*** Block opens ***

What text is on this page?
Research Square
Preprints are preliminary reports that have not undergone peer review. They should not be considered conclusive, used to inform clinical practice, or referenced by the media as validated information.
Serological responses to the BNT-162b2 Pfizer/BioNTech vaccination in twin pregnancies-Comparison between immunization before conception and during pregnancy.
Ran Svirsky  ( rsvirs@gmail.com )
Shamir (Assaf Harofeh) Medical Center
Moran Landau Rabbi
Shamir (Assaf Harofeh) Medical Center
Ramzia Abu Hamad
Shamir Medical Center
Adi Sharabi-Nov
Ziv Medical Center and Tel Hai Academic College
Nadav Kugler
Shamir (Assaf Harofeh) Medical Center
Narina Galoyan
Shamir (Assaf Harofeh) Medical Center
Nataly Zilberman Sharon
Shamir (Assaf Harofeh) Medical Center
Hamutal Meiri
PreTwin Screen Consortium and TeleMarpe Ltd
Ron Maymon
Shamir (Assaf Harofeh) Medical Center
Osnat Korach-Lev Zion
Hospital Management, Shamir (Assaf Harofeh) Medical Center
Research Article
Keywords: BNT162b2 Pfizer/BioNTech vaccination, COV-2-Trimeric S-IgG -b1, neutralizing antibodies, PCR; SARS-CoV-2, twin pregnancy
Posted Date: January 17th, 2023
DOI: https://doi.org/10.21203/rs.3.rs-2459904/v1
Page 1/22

*** Block closes ***

**REQUIREMENT**: Print all of the entries exactly as they are written.

**RESPONSE**:
What text is on this page?
Research Square
Preprints are preliminary reports that have not undergone peer review. They should not be considered conclusive, used to inform clinical practice, or referenced by the media as validated information.
Serological responses to the BNT-162b2 Pfizer/BioNTech vaccination in twin pregnancies-Comparison between immunization before conception and during pregnancy.
Ran Svirsky  ( rsvirs@gmail.com )
Shamir (Assaf Harofeh) Medical Center
Moran Landau Rabbi
Shamir (Assaf Harofeh) Medical Center
Ramzia Abu Hamad
Shamir Medical Center
Adi Sharabi-Nov
Ziv Medical Center and Tel Hai Academic College
Nadav Kugler
Shamir (Assaf Harofeh) Medical Center
Narina Galoyan
Shamir (Assaf Harofeh) Medical Center
Nataly Zilberman Sharon
Shamir (Assaf Harofeh) Medical Center
Hamutal Meiri
PreTwin Screen Consortium and TeleMarpe Ltd
Ron Maymon
Shamir (Assaf Harofeh) Medical Center
Osnat Korach-Lev Zion
Hospital Management, Shamir (Assaf Harofeh) Medical Center
Research Article
Keywords: BNT162b2 Pfizer/BioNTech vaccination, COV-2-Trimeric S-IgG -b1, neutralizing antibodies, PCR; SARS-CoV-2, twin pregnancy
Posted Date: January 17th, 2023
DOI: https://doi.org/10.21203/rs.3.rs-2459904/v1
Page 1/22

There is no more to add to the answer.